Instructions for the task
Where a line holds the word "sprzedaży", copy that line.

Dataset excerpt:
____________________
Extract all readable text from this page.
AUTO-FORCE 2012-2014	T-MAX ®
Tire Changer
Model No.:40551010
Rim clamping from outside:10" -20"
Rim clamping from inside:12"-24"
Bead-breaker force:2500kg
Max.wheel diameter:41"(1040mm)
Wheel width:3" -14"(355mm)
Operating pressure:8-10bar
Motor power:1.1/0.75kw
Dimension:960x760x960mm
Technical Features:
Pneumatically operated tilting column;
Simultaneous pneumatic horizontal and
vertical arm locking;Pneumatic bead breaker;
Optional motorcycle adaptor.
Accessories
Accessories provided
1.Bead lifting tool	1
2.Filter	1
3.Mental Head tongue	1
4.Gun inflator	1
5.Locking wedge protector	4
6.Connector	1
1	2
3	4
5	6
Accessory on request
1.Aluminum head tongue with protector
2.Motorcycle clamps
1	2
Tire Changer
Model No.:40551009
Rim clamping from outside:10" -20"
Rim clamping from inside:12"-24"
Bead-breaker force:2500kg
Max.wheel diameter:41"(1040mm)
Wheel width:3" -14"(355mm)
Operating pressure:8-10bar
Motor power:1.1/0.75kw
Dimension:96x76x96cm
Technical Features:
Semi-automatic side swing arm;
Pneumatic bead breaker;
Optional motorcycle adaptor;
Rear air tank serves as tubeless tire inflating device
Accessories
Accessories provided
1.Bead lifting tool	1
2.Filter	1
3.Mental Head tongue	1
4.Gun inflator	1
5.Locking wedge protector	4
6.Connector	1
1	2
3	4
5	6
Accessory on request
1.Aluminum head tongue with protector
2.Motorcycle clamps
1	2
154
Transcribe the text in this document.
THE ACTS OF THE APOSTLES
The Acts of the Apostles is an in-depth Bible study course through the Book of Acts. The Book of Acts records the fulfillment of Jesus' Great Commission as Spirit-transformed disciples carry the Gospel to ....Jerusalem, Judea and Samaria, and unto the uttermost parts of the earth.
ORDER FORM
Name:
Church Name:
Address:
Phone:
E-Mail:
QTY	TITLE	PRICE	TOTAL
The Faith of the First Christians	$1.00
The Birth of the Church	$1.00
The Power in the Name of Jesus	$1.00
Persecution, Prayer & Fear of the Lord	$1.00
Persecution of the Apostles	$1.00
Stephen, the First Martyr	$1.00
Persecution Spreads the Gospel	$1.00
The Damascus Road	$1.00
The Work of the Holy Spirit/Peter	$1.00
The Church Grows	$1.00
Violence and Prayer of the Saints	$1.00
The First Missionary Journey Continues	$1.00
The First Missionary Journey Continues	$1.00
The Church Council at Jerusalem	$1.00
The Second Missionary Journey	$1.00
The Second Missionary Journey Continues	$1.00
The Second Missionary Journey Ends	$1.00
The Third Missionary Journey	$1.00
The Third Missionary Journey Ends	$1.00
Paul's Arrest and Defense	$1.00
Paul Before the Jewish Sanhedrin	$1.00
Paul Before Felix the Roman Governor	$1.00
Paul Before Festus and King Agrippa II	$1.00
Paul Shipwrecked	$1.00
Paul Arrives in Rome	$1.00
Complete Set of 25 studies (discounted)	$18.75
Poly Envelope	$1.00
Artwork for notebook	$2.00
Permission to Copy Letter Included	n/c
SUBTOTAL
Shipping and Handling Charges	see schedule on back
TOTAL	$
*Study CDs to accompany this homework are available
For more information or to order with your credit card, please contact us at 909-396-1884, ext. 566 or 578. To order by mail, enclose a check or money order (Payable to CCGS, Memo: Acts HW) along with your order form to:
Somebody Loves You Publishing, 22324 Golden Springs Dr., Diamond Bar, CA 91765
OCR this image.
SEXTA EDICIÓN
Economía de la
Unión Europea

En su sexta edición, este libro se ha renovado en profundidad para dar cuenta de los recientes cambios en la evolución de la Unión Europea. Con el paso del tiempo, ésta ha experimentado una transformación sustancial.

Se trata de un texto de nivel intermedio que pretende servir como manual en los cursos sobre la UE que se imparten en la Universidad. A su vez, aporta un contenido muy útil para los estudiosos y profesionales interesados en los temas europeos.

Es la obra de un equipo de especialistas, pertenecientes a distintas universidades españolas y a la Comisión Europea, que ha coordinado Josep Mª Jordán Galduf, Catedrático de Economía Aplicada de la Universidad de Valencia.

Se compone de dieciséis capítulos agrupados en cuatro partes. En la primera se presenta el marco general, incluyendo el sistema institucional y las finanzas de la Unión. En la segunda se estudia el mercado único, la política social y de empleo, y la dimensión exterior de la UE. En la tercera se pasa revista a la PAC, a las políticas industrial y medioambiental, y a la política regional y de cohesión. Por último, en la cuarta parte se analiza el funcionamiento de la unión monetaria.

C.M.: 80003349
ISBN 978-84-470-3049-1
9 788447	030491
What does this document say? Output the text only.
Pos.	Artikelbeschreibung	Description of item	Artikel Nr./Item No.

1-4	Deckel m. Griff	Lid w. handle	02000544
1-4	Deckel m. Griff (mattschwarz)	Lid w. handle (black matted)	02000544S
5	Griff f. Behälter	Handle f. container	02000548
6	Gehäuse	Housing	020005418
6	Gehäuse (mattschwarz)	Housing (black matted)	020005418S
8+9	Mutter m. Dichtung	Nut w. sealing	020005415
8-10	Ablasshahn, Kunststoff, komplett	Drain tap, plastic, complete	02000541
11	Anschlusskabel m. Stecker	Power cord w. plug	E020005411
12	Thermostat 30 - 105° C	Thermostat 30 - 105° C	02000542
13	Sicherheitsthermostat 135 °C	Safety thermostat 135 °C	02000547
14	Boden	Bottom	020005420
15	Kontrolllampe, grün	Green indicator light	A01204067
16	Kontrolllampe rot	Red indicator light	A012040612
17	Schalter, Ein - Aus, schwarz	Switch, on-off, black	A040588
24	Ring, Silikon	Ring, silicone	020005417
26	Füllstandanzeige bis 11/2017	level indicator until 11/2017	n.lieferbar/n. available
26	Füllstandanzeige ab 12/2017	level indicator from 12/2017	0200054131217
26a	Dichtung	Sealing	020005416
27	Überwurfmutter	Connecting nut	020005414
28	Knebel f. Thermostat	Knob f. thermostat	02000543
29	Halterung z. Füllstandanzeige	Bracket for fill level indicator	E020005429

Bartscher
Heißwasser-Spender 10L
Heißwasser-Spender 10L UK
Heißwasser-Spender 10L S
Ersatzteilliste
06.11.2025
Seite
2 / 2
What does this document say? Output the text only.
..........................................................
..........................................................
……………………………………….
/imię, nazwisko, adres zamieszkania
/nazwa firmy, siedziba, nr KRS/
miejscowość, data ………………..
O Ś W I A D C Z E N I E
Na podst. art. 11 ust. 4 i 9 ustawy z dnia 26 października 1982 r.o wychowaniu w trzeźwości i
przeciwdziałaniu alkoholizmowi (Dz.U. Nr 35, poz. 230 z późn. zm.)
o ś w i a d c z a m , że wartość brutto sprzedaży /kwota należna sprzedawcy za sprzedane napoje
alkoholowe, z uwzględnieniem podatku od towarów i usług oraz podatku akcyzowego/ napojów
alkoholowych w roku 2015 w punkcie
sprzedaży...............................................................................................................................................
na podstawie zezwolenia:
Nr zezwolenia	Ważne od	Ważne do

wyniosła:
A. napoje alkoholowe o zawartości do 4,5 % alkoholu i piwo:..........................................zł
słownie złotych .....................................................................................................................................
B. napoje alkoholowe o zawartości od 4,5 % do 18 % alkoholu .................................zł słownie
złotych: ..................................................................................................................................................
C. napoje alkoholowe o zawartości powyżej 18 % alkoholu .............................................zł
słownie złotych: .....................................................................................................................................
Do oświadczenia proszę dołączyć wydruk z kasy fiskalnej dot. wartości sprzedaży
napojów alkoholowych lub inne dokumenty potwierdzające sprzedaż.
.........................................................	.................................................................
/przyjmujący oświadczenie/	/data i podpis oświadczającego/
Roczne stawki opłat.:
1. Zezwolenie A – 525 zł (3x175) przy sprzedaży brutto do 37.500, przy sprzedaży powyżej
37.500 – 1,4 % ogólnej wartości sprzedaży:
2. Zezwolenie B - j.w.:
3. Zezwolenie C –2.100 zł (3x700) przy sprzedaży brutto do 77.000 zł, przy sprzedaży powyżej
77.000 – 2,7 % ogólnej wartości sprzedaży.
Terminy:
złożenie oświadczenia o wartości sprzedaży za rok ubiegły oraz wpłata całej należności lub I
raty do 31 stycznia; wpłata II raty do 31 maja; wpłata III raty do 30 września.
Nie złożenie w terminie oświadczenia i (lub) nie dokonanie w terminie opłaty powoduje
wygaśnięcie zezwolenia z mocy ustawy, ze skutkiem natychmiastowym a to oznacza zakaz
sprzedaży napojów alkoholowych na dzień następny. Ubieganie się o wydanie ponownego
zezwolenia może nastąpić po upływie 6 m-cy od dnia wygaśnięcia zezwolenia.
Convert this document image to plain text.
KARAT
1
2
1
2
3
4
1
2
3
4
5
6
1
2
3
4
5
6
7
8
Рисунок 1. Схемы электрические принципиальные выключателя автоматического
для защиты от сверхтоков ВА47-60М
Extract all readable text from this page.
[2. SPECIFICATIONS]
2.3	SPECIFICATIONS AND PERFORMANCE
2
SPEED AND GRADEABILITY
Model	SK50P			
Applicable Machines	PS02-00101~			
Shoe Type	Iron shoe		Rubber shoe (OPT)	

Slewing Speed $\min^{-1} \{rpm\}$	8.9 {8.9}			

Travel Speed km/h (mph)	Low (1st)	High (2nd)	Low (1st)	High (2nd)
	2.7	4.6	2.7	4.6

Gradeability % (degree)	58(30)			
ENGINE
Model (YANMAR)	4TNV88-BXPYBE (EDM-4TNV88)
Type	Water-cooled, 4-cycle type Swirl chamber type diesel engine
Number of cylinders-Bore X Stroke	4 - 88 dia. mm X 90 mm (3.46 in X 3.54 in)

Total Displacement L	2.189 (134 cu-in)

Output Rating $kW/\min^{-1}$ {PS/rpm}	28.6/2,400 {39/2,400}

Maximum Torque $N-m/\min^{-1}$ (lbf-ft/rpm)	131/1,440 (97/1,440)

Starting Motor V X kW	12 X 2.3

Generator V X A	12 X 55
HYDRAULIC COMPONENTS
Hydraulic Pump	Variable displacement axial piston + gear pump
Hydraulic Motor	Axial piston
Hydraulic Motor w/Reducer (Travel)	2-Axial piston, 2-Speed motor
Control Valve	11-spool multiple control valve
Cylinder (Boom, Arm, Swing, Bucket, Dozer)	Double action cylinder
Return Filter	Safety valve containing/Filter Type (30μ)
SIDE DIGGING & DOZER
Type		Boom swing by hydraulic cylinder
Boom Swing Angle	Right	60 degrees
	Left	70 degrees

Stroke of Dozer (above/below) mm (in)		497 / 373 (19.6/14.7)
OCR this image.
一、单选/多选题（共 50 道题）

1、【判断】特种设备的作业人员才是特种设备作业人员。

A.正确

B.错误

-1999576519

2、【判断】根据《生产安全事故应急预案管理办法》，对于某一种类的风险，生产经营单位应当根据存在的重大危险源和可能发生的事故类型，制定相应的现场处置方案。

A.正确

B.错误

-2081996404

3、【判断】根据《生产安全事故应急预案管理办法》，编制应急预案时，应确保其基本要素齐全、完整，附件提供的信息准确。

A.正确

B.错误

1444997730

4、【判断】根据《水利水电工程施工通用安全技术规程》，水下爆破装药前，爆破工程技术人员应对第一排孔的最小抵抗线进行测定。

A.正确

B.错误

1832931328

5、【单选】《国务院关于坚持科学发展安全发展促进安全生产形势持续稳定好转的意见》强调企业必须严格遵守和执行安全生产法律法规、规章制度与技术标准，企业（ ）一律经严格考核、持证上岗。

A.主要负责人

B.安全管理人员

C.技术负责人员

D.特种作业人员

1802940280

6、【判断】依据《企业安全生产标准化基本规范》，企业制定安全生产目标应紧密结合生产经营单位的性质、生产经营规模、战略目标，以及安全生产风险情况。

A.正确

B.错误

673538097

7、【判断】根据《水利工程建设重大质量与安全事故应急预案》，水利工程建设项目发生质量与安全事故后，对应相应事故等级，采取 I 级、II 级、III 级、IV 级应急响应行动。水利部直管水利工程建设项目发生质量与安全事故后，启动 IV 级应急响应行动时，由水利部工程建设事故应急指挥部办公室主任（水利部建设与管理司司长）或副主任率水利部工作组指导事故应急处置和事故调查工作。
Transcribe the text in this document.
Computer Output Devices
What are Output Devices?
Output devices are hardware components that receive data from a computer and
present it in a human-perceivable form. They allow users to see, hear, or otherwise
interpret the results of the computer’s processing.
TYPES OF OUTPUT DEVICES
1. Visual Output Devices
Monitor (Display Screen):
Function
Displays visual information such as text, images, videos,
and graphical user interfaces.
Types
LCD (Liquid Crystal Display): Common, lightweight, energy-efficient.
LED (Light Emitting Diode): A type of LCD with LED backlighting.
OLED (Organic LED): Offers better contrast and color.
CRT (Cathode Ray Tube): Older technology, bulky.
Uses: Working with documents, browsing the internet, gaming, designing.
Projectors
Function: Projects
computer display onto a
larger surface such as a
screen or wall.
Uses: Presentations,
____________________
Finished answer
o ś w i a d c z a m , że wartość brutto sprzedaży /kwota należna sprzedawcy za sprzedane napoje
sprzedaży...............................................................................................................................................
Do oświadczenia proszę dołączyć wydruk z kasy fiskalnej dot. wartości sprzedaży
1. Zezwolenie A – 525 zł (3x175) przy sprzedaży brutto do 37.500, przy sprzedaży powyżej
37.500 – 1,4 % ogólnej wartości sprzedaży:
3. Zezwolenie C –2.100 zł (3x700) przy sprzedaży brutto do 77.000 zł, przy sprzedaży powyżej
77.000 – 2,7 % ogólnej wartości sprzedaży.
złożenie oświadczenia o wartości sprzedaży za rok ubiegły oraz wpłata całej należności lub I
sprzedaży napojów alkoholowych na dzień następny. Ubieganie się o wydanie ponownego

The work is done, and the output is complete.